* [SUPPLIED RECORDS]:
____

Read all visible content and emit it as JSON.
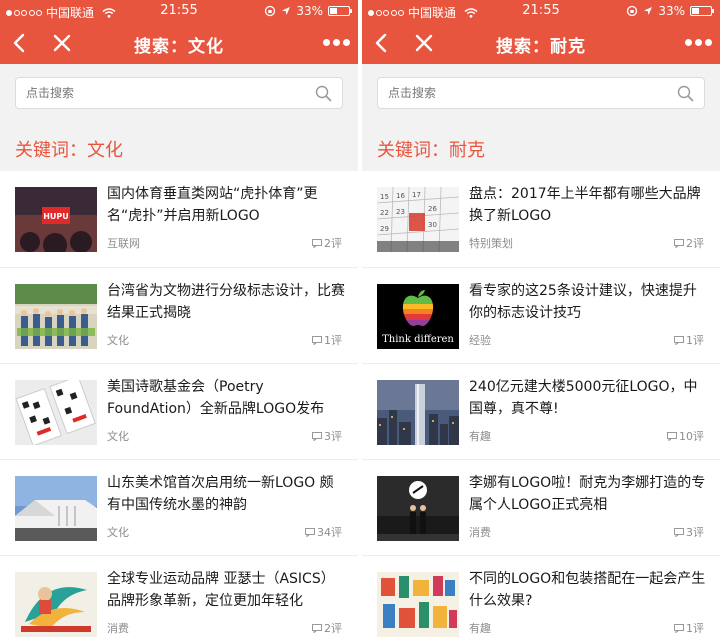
{
  "colors": {
    "accent": "#e8553e",
    "background": "#f2f2f2"
  },
  "screens": [
    {
      "status": {
        "carrier": "中国联通",
        "time": "21:55",
        "battery": "33%",
        "battery_level": 0.33
      },
      "nav": {
        "title": "搜索：文化"
      },
      "search": {
        "placeholder": "点击搜索"
      },
      "keyword_label": "关键词：文化",
      "items": [
        {
          "title": "国内体育垂直类网站“虎扑体育”更名“虎扑”并启用新LOGO",
          "category": "互联网",
          "comments": "2评",
          "thumb_text": "HUPU",
          "thumb": "hupu"
        },
        {
          "title": "台湾省为文物进行分级标志设计，比赛结果正式揭晓",
          "category": "文化",
          "comments": "1评",
          "thumb": "group"
        },
        {
          "title": "美国诗歌基金会（Poetry FoundAtion）全新品牌LOGO发布",
          "category": "文化",
          "comments": "3评",
          "thumb": "poetry"
        },
        {
          "title": "山东美术馆首次启用统一新LOGO 颇有中国传统水墨的神韵",
          "category": "文化",
          "comments": "34评",
          "thumb": "museum"
        },
        {
          "title": "全球专业运动品牌 亚瑟士（ASICS）品牌形象革新，定位更加年轻化",
          "category": "消费",
          "comments": "2评",
          "thumb": "asics"
        }
      ]
    },
    {
      "status": {
        "carrier": "中国联通",
        "time": "21:55",
        "battery": "33%",
        "battery_level": 0.33
      },
      "nav": {
        "title": "搜索：耐克"
      },
      "search": {
        "placeholder": "点击搜索"
      },
      "keyword_label": "关键词：耐克",
      "items": [
        {
          "title": "盘点：2017年上半年都有哪些大品牌换了新LOGO",
          "category": "特别策划",
          "comments": "2评",
          "thumb": "calendar"
        },
        {
          "title": "看专家的这25条设计建议，快速提升你的标志设计技巧",
          "category": "经验",
          "comments": "1评",
          "thumb_text": "Think differen",
          "thumb": "apple"
        },
        {
          "title": "240亿元建大楼5000元征LOGO，中国尊，真不尊!",
          "category": "有趣",
          "comments": "10评",
          "thumb": "tower"
        },
        {
          "title": "李娜有LOGO啦！耐克为李娜打造的专属个人LOGO正式亮相",
          "category": "消费",
          "comments": "3评",
          "thumb": "lina"
        },
        {
          "title": "不同的LOGO和包装搭配在一起会产生什么效果?",
          "category": "有趣",
          "comments": "1评",
          "thumb": "packaging"
        }
      ]
    }
  ]
}
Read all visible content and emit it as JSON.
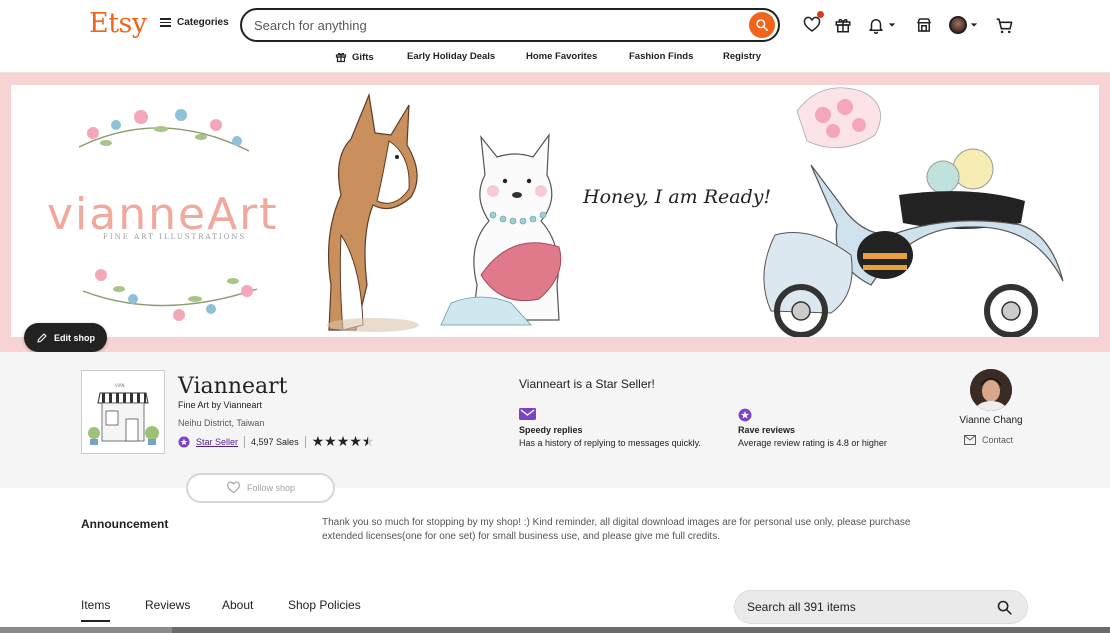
{
  "header": {
    "logo": "Etsy",
    "categories_label": "Categories",
    "search_placeholder": "Search for anything"
  },
  "nav": {
    "items": [
      {
        "label": "Gifts",
        "icon": "gift-icon"
      },
      {
        "label": "Early Holiday Deals"
      },
      {
        "label": "Home Favorites"
      },
      {
        "label": "Fashion Finds"
      },
      {
        "label": "Registry"
      }
    ]
  },
  "banner": {
    "brand": "vianneArt",
    "tagline": "FINE ART ILLUSTRATIONS",
    "script": "Honey, I am Ready!"
  },
  "edit_shop_label": "Edit shop",
  "shop": {
    "name": "Vianneart",
    "title": "Fine Art by Vianneart",
    "location": "Neihu District, Taiwan",
    "star_seller": "Star Seller",
    "sales": "4,597 Sales",
    "rating": 4.5
  },
  "star_seller_box": {
    "heading": "Vianneart is a Star Seller!",
    "features": [
      {
        "title": "Speedy replies",
        "desc": "Has a history of replying to messages quickly."
      },
      {
        "title": "Rave reviews",
        "desc": "Average review rating is 4.8 or higher"
      }
    ]
  },
  "owner": {
    "name": "Vianne Chang",
    "contact_label": "Contact"
  },
  "follow_label": "Follow shop",
  "announcement": {
    "label": "Announcement",
    "text": "Thank you so much for stopping by my shop! :) Kind reminder, all digital download images are for personal use only, please purchase extended licenses(one for one set) for small business use, and please give me full credits."
  },
  "tabs": [
    {
      "label": "Items"
    },
    {
      "label": "Reviews"
    },
    {
      "label": "About"
    },
    {
      "label": "Shop Policies"
    }
  ],
  "item_search_placeholder": "Search all 391 items",
  "colors": {
    "brand": "#F1641E",
    "star_seller": "#7B43C7",
    "banner_border": "#F7D3D3"
  }
}
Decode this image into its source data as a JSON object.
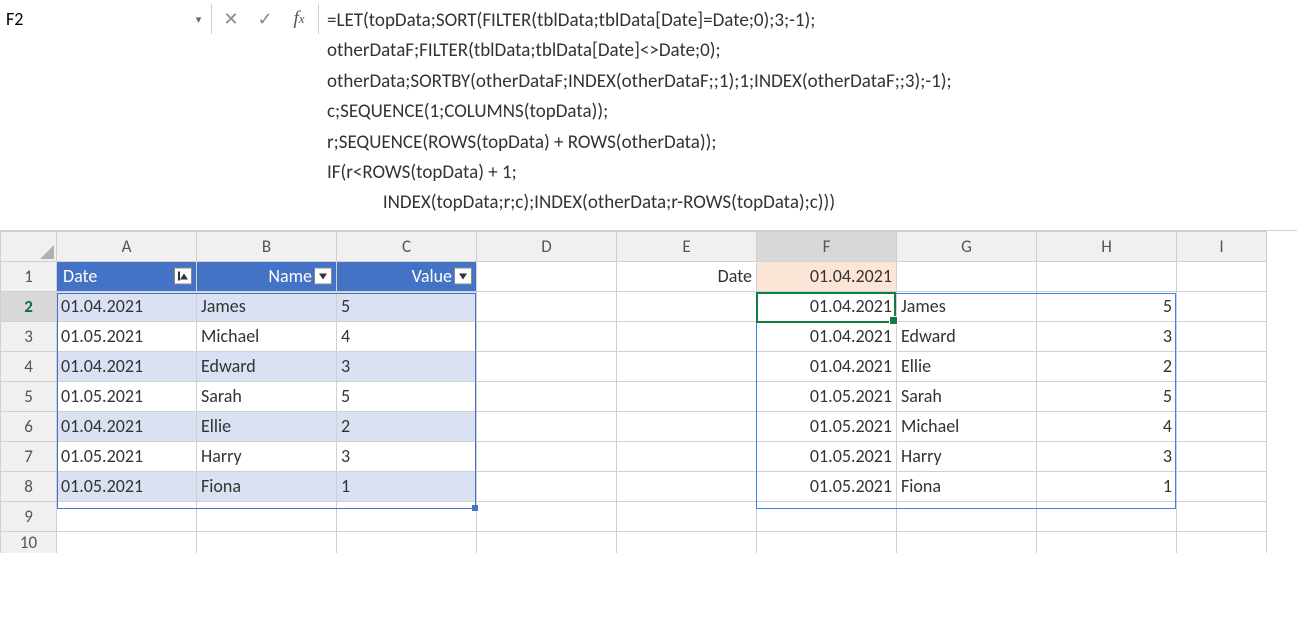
{
  "name_box": "F2",
  "formula": "=LET(topData;SORT(FILTER(tblData;tblData[Date]=Date;0);3;-1);\notherDataF;FILTER(tblData;tblData[Date]<>Date;0);\notherData;SORTBY(otherDataF;INDEX(otherDataF;;1);1;INDEX(otherDataF;;3);-1);\nc;SEQUENCE(1;COLUMNS(topData));\nr;SEQUENCE(ROWS(topData) + ROWS(otherData));\nIF(r<ROWS(topData) + 1;\n             INDEX(topData;r;c);INDEX(otherData;r-ROWS(topData);c)))",
  "columns": [
    "A",
    "B",
    "C",
    "D",
    "E",
    "F",
    "G",
    "H",
    "I"
  ],
  "row_headers": [
    "1",
    "2",
    "3",
    "4",
    "5",
    "6",
    "7",
    "8",
    "9",
    "10"
  ],
  "active_col": "F",
  "active_row": "2",
  "table": {
    "headers": {
      "date": "Date",
      "name": "Name",
      "value": "Value"
    },
    "rows": [
      {
        "date": "01.04.2021",
        "name": "James",
        "value": "5"
      },
      {
        "date": "01.05.2021",
        "name": "Michael",
        "value": "4"
      },
      {
        "date": "01.04.2021",
        "name": "Edward",
        "value": "3"
      },
      {
        "date": "01.05.2021",
        "name": "Sarah",
        "value": "5"
      },
      {
        "date": "01.04.2021",
        "name": "Ellie",
        "value": "2"
      },
      {
        "date": "01.05.2021",
        "name": "Harry",
        "value": "3"
      },
      {
        "date": "01.05.2021",
        "name": "Fiona",
        "value": "1"
      }
    ]
  },
  "lookup": {
    "label": "Date",
    "value": "01.04.2021"
  },
  "result": [
    {
      "c1": "01.04.2021",
      "c2": "James",
      "c3": "5"
    },
    {
      "c1": "01.04.2021",
      "c2": "Edward",
      "c3": "3"
    },
    {
      "c1": "01.04.2021",
      "c2": "Ellie",
      "c3": "2"
    },
    {
      "c1": "01.05.2021",
      "c2": "Sarah",
      "c3": "5"
    },
    {
      "c1": "01.05.2021",
      "c2": "Michael",
      "c3": "4"
    },
    {
      "c1": "01.05.2021",
      "c2": "Harry",
      "c3": "3"
    },
    {
      "c1": "01.05.2021",
      "c2": "Fiona",
      "c3": "1"
    }
  ]
}
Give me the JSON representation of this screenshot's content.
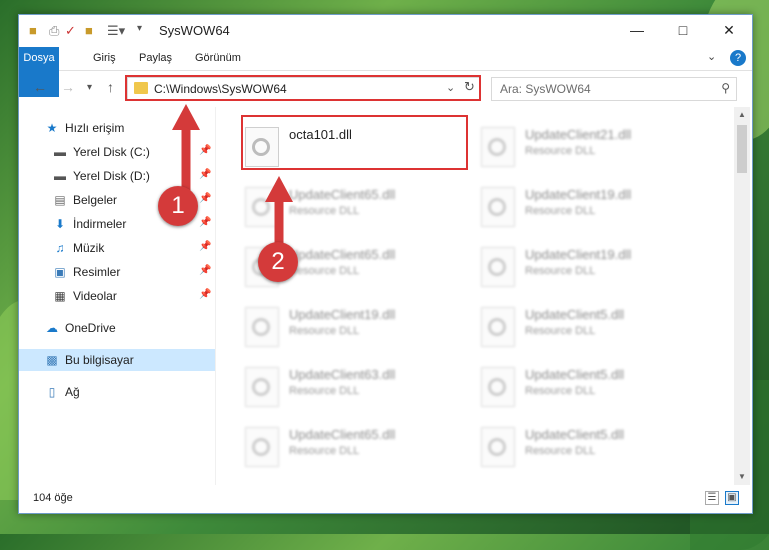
{
  "window": {
    "title": "SysWOW64"
  },
  "ribbon": {
    "tabs": [
      "Dosya",
      "Giriş",
      "Paylaş",
      "Görünüm"
    ]
  },
  "nav": {
    "address": "C:\\Windows\\SysWOW64",
    "search_placeholder": "Ara: SysWOW64"
  },
  "sidebar": {
    "items": [
      {
        "label": "Hızlı erişim",
        "icon": "star-icon",
        "pinned": false
      },
      {
        "label": "Yerel Disk (C:)",
        "icon": "drive-icon",
        "pinned": true
      },
      {
        "label": "Yerel Disk (D:)",
        "icon": "drive-icon",
        "pinned": true
      },
      {
        "label": "Belgeler",
        "icon": "document-icon",
        "pinned": true
      },
      {
        "label": "İndirmeler",
        "icon": "download-icon",
        "pinned": true
      },
      {
        "label": "Müzik",
        "icon": "music-icon",
        "pinned": true
      },
      {
        "label": "Resimler",
        "icon": "image-icon",
        "pinned": true
      },
      {
        "label": "Videolar",
        "icon": "video-icon",
        "pinned": true
      },
      {
        "label": "OneDrive",
        "icon": "cloud-icon",
        "pinned": false
      },
      {
        "label": "Bu bilgisayar",
        "icon": "computer-icon",
        "pinned": false,
        "selected": true
      },
      {
        "label": "Ağ",
        "icon": "network-icon",
        "pinned": false
      }
    ]
  },
  "files": [
    {
      "name": "octa101.dll",
      "type": ""
    },
    {
      "name": "UpdateClient21.dll",
      "type": "Resource DLL"
    },
    {
      "name": "UpdateClient65.dll",
      "type": "Resource DLL"
    },
    {
      "name": "UpdateClient19.dll",
      "type": "Resource DLL"
    },
    {
      "name": "UpdateClient65.dll",
      "type": "Resource DLL"
    },
    {
      "name": "UpdateClient19.dll",
      "type": "Resource DLL"
    },
    {
      "name": "UpdateClient19.dll",
      "type": "Resource DLL"
    },
    {
      "name": "UpdateClient5.dll",
      "type": "Resource DLL"
    },
    {
      "name": "UpdateClient63.dll",
      "type": "Resource DLL"
    },
    {
      "name": "UpdateClient5.dll",
      "type": "Resource DLL"
    },
    {
      "name": "UpdateClient65.dll",
      "type": "Resource DLL"
    },
    {
      "name": "UpdateClient5.dll",
      "type": "Resource DLL"
    }
  ],
  "status": {
    "item_count": "104 öğe"
  },
  "annotations": {
    "marker1": "1",
    "marker2": "2"
  },
  "colors": {
    "accent": "#1979ca",
    "highlight": "#d33333",
    "selection": "#cce8ff"
  }
}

____

* [REQUEST]: Single out each line of the records above with the string "value" in it, and copy it.

* [TASK SOLUTION]:
      "value": "Value"
        "value": "5"
        "value": "4"
        "value": "3"
        "value": "5"
        "value": "2"
        "value": "3"
        "value": "1"
    "value": "01.04.2021"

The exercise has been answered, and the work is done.